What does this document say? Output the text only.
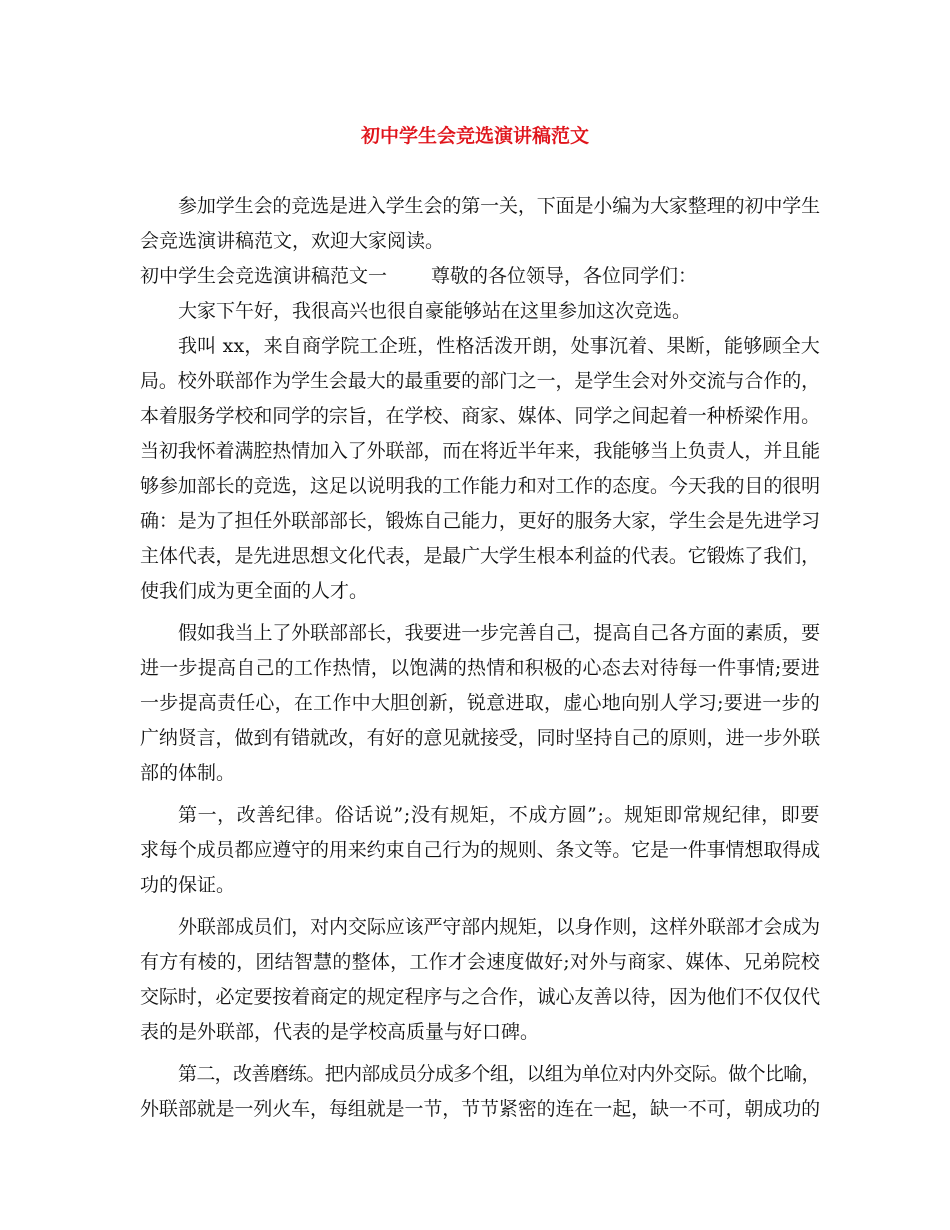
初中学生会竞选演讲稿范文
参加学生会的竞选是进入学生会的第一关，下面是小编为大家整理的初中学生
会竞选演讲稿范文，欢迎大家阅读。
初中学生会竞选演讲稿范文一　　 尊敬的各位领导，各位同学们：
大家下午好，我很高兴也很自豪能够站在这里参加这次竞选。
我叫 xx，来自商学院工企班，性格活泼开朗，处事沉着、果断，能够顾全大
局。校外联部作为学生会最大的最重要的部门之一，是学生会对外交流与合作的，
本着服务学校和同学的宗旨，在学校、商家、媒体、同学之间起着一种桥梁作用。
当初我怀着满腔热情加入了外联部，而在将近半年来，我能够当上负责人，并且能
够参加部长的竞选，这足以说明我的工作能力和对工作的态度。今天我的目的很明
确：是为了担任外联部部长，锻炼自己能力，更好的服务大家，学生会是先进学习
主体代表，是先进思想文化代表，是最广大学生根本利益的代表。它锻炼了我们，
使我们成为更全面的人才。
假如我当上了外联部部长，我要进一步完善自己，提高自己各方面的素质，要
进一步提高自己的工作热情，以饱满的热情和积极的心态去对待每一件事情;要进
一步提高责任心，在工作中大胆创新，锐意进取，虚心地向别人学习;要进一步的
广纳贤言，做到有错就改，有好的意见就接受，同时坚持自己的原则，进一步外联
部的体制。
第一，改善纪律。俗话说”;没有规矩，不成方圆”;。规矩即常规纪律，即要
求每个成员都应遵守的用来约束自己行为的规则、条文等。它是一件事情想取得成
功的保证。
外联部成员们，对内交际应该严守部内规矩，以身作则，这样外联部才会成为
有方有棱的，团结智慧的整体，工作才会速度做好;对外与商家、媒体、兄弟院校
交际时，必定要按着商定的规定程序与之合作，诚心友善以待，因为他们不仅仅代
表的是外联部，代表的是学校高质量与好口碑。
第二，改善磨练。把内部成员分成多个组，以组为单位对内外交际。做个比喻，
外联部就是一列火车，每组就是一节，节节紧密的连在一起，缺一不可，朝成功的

================================

THE TASK> Write out the material above once more, exactly as it reads, with no pictures.

RESULT OF THE TASK>
What does this document say? Output the text only.
初中学生会竞选演讲稿范文
参加学生会的竞选是进入学生会的第一关，下面是小编为大家整理的初中学生
会竞选演讲稿范文，欢迎大家阅读。
初中学生会竞选演讲稿范文一　　 尊敬的各位领导，各位同学们：
大家下午好，我很高兴也很自豪能够站在这里参加这次竞选。
我叫 xx，来自商学院工企班，性格活泼开朗，处事沉着、果断，能够顾全大
局。校外联部作为学生会最大的最重要的部门之一，是学生会对外交流与合作的，
本着服务学校和同学的宗旨，在学校、商家、媒体、同学之间起着一种桥梁作用。
当初我怀着满腔热情加入了外联部，而在将近半年来，我能够当上负责人，并且能
够参加部长的竞选，这足以说明我的工作能力和对工作的态度。今天我的目的很明
确：是为了担任外联部部长，锻炼自己能力，更好的服务大家，学生会是先进学习
主体代表，是先进思想文化代表，是最广大学生根本利益的代表。它锻炼了我们，
使我们成为更全面的人才。
假如我当上了外联部部长，我要进一步完善自己，提高自己各方面的素质，要
进一步提高自己的工作热情，以饱满的热情和积极的心态去对待每一件事情;要进
一步提高责任心，在工作中大胆创新，锐意进取，虚心地向别人学习;要进一步的
广纳贤言，做到有错就改，有好的意见就接受，同时坚持自己的原则，进一步外联
部的体制。
第一，改善纪律。俗话说”;没有规矩，不成方圆”;。规矩即常规纪律，即要
求每个成员都应遵守的用来约束自己行为的规则、条文等。它是一件事情想取得成
功的保证。
外联部成员们，对内交际应该严守部内规矩，以身作则，这样外联部才会成为
有方有棱的，团结智慧的整体，工作才会速度做好;对外与商家、媒体、兄弟院校
交际时，必定要按着商定的规定程序与之合作，诚心友善以待，因为他们不仅仅代
表的是外联部，代表的是学校高质量与好口碑。
第二，改善磨练。把内部成员分成多个组，以组为单位对内外交际。做个比喻，
外联部就是一列火车，每组就是一节，节节紧密的连在一起，缺一不可，朝成功的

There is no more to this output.